KUTIPAN TEKS:

═══

Apakah Sinterklas Sungguh Ada?
oleh: P. William P. Saunders *
Apakah Sinterklas sungguh ada?
~ seorang siswa kelas tiga di Arlington
Ya, Sinterklas sungguh ada. Tetapi, kita lebih mengenalnya
sebagai St Nikolaus. Sayangnya, kita hanya mempunyai sedikit saja bukti
sejarah mengenai santo yang populer ini. Menurut tradisi, St Nikolaus
dilahirkan di Patara di Lycia, sebuah propinsi di Asia Kecil, dalam sebuah
keluarga Kristiani yang kaya raya; ia beruntung mendapatkan pendidikan
Kristiani yang kuat. Sebagian mengatakan bahwa pada usia lima tahun ia mulai
belajar ajaran-ajaran Gereja. Ia senantiasa berusaha mengamalkan kebajikan dan
belas kasihan.

═══

CUPLIKAN DATA:
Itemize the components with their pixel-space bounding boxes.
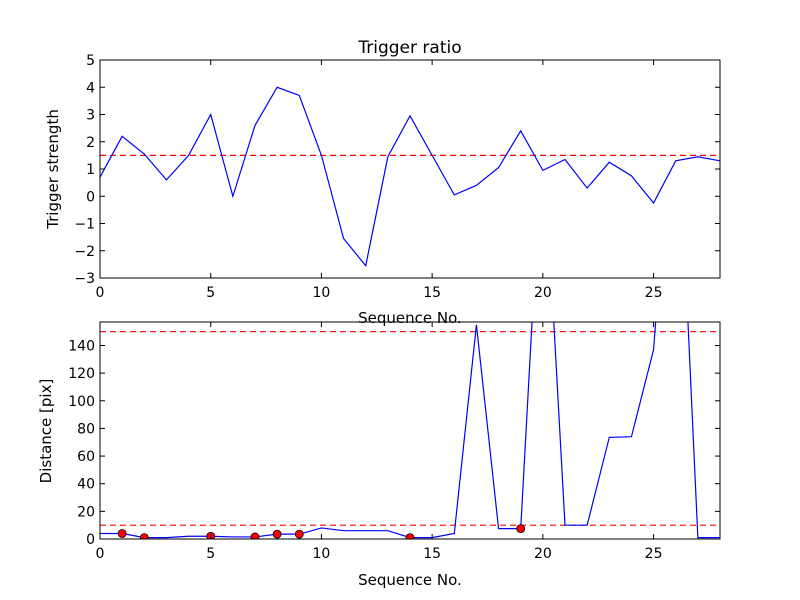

═══

SOAL LATIHAN: Tulis ulang bagian teks tentang Sinterklas yang dimulai pada kata-kata "oleh: P. William" dan berakhir setelah kata-kata "belas kasihan.", dengan mengganti "St Nikolaus" menjadi "Santo Nikolaus".

JAWABAN LENGKAP:
oleh: P. William P. Saunders *
Apakah Sinterklas sungguh ada?
~ seorang siswa kelas tiga di Arlington
Ya, Sinterklas sungguh ada. Tetapi, kita lebih mengenalnya
sebagai Santo Nikolaus. Sayangnya, kita hanya mempunyai sedikit saja bukti
sejarah mengenai santo yang populer ini. Menurut tradisi, Santo Nikolaus
dilahirkan di Patara di Lycia, sebuah propinsi di Asia Kecil, dalam sebuah
keluarga Kristiani yang kaya raya; ia beruntung mendapatkan pendidikan
Kristiani yang kuat. Sebagian mengatakan bahwa pada usia lima tahun ia mulai
belajar ajaran-ajaran Gereja. Ia senantiasa berusaha mengamalkan kebajikan dan
belas kasihan.